Problem to work on
Keep every line where the word "values" appears; drop the rest.
====
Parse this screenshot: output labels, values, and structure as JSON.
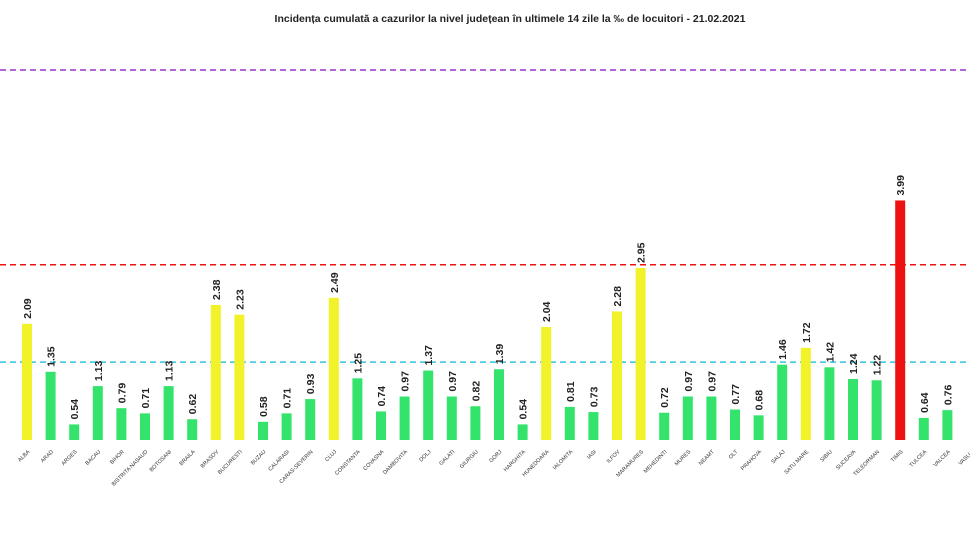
{
  "chart_data": {
    "type": "bar",
    "title": "Incidența cumulată a cazurilor la nivel județean în ultimele 14 zile la ‰ de locuitori - 21.02.2021",
    "categories": [
      "ALBA",
      "ARAD",
      "ARGES",
      "BACAU",
      "BIHOR",
      "BISTRITA NASAUD",
      "BOTOSANI",
      "BRAILA",
      "BRASOV",
      "BUCURESTI",
      "BUZAU",
      "CALARASI",
      "CARAS-SEVERIN",
      "CLUJ",
      "CONSTANTA",
      "COVASNA",
      "DAMBOVITA",
      "DOLJ",
      "GALATI",
      "GIURGIU",
      "GORJ",
      "HARGHITA",
      "HUNEDOARA",
      "IALOMITA",
      "IASI",
      "ILFOV",
      "MARAMURES",
      "MEHEDINTI",
      "MURES",
      "NEAMT",
      "OLT",
      "PRAHOVA",
      "SALAJ",
      "SATU MARE",
      "SIBIU",
      "SUCEAVA",
      "TELEORMAN",
      "TIMIS",
      "TULCEA",
      "VALCEA",
      "VASLUI"
    ],
    "values": [
      2.09,
      1.35,
      0.54,
      1.13,
      0.79,
      0.71,
      1.13,
      0.62,
      2.38,
      2.23,
      0.58,
      0.71,
      0.93,
      2.49,
      1.25,
      0.74,
      0.97,
      1.37,
      0.97,
      0.82,
      1.39,
      0.54,
      2.04,
      0.81,
      0.73,
      2.28,
      2.95,
      0.72,
      0.97,
      0.97,
      0.77,
      0.68,
      1.46,
      1.72,
      1.42,
      1.24,
      1.22,
      3.99,
      0.64,
      0.76,
      null
    ],
    "colors": [
      "#f2f22a",
      "#33e36b",
      "#33e36b",
      "#33e36b",
      "#33e36b",
      "#33e36b",
      "#33e36b",
      "#33e36b",
      "#f2f22a",
      "#f2f22a",
      "#33e36b",
      "#33e36b",
      "#33e36b",
      "#f2f22a",
      "#33e36b",
      "#33e36b",
      "#33e36b",
      "#33e36b",
      "#33e36b",
      "#33e36b",
      "#33e36b",
      "#33e36b",
      "#f2f22a",
      "#33e36b",
      "#33e36b",
      "#f2f22a",
      "#f2f22a",
      "#33e36b",
      "#33e36b",
      "#33e36b",
      "#33e36b",
      "#33e36b",
      "#33e36b",
      "#f2f22a",
      "#33e36b",
      "#33e36b",
      "#33e36b",
      "#ee1111",
      "#33e36b",
      "#33e36b",
      "#33e36b"
    ],
    "reference_lines": [
      {
        "value": 1.5,
        "color": "#33c5e0"
      },
      {
        "value": 3,
        "color": "#ee1111"
      },
      {
        "value": 6,
        "color": "#9933cc"
      }
    ],
    "ylim": [
      0.3,
      6.4
    ]
  }
}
====
Problem solution
Parse this screenshot: output labels, values, and structure as JSON.
    "values": [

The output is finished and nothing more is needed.